══ Data listing

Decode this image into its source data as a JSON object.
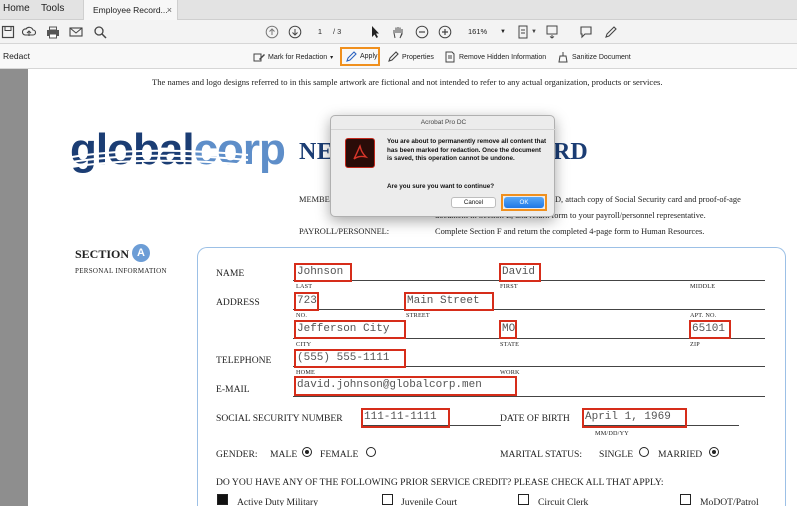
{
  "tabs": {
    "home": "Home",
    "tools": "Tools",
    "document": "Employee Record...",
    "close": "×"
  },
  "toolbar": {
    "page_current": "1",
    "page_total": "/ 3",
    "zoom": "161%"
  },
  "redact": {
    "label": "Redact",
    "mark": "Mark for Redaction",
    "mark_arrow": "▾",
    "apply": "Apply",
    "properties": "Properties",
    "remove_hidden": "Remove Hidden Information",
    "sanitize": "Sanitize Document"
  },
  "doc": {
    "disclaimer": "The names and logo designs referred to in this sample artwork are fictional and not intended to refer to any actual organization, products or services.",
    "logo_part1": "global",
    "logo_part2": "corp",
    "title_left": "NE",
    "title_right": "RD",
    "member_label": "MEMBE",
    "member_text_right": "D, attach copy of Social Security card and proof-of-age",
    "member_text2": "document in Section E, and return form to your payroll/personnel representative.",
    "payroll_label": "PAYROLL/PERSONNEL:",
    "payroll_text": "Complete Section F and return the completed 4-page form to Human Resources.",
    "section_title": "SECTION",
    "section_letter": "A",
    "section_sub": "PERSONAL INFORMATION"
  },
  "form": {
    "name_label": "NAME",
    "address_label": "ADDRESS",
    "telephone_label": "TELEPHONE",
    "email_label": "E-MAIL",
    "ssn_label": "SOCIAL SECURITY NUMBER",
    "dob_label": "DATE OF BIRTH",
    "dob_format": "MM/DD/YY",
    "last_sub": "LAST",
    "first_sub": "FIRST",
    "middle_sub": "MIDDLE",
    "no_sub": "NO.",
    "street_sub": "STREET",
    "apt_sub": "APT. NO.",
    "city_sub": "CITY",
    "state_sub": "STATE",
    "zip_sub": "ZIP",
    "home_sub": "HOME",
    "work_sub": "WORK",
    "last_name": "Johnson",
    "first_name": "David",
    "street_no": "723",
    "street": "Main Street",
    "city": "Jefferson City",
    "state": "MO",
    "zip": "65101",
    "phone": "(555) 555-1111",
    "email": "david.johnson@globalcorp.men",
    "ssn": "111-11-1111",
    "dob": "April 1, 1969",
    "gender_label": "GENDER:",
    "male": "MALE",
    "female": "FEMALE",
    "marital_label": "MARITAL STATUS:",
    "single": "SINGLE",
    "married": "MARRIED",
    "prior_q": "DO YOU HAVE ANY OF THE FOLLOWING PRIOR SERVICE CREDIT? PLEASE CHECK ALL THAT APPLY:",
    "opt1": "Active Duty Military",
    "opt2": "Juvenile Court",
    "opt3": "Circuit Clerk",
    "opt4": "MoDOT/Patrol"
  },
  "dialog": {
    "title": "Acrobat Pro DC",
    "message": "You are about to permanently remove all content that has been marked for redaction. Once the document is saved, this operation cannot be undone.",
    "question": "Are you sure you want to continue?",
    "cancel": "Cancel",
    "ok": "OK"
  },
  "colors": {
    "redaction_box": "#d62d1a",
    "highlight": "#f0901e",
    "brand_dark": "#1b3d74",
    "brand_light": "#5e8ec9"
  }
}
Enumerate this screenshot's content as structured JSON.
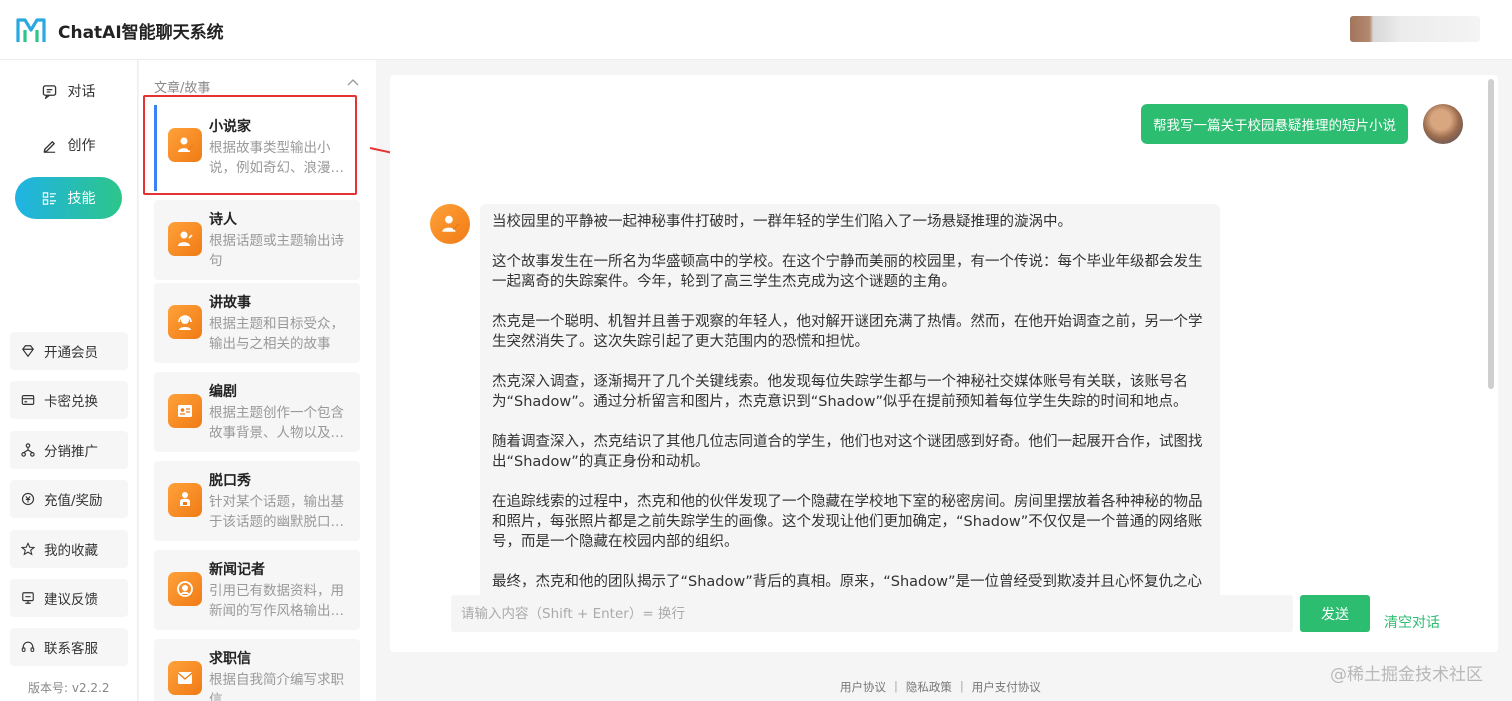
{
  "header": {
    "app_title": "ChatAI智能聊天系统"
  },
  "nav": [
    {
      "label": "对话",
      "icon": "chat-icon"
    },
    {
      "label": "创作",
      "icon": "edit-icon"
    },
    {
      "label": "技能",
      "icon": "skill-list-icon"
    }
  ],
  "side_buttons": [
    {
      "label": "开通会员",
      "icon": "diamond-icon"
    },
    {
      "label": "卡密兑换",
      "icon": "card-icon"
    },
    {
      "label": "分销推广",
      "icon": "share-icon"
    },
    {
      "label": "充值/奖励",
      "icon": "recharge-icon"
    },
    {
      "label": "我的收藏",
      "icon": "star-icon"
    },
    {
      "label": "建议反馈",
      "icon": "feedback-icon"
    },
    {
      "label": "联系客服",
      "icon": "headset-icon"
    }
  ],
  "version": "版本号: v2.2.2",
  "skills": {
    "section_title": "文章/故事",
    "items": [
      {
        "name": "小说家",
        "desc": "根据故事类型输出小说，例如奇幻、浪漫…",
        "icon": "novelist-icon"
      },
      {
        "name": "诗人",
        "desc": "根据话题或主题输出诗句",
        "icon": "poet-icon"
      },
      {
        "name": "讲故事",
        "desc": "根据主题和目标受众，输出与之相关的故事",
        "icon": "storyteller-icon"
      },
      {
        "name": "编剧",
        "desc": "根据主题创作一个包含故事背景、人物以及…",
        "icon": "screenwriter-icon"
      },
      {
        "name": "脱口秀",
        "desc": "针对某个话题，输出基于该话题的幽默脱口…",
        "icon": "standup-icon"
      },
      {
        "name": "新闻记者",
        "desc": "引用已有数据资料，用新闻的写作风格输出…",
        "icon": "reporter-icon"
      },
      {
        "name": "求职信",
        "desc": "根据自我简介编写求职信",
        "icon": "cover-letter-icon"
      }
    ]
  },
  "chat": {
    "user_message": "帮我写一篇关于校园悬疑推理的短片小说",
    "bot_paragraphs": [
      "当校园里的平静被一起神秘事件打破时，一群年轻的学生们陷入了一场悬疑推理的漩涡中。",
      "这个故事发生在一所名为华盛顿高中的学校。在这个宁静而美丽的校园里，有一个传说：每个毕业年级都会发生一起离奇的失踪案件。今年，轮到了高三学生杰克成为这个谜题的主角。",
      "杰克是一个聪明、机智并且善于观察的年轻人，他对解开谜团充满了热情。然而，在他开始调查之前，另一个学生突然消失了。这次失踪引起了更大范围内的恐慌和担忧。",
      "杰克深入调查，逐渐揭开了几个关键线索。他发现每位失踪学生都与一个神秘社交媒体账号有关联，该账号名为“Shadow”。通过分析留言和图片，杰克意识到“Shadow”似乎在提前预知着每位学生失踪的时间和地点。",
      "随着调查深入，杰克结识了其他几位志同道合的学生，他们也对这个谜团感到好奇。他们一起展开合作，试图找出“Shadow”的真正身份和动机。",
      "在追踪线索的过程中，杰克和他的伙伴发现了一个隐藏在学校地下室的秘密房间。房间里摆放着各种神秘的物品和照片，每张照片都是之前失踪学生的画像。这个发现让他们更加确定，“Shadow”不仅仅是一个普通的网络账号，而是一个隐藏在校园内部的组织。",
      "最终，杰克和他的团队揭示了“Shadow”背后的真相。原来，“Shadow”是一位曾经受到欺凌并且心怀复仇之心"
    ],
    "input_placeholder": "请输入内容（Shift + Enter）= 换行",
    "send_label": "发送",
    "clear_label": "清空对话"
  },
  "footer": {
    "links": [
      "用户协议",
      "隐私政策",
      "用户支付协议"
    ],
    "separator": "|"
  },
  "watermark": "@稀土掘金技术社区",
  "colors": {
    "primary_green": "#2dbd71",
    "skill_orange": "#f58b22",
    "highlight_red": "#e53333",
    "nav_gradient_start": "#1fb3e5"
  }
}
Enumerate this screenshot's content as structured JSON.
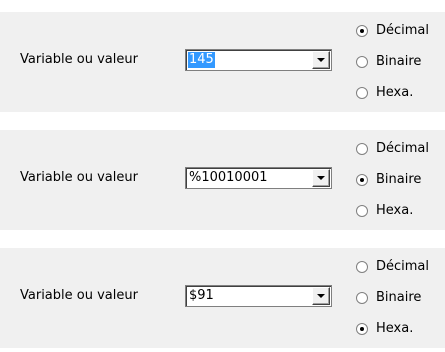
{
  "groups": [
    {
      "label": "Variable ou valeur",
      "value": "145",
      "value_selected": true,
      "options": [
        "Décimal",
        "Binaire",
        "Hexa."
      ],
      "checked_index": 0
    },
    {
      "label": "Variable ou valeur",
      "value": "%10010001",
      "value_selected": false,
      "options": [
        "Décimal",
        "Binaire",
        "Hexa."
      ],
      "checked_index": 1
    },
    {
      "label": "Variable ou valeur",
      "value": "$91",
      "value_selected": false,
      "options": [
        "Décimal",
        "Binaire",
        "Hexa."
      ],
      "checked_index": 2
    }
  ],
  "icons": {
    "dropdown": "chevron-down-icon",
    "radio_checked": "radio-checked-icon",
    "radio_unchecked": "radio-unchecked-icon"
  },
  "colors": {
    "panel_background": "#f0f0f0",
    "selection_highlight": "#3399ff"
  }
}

════

Problem to work on: Collect the lines of the records that include the string "this".

Answer to the task:
Decode this image into its source data as a JSON object.
    "disclaimer": "The names and logo designs referred to in this sample artwork are fictional and not intended to refer to any actual organization, products or services.",
    "message": "You are about to permanently remove all content that has been marked for redaction. Once the document is saved, this operation cannot be undone.",
Enumerate this screenshot's content as structured JSON.
Enumerate this screenshot's content as structured JSON.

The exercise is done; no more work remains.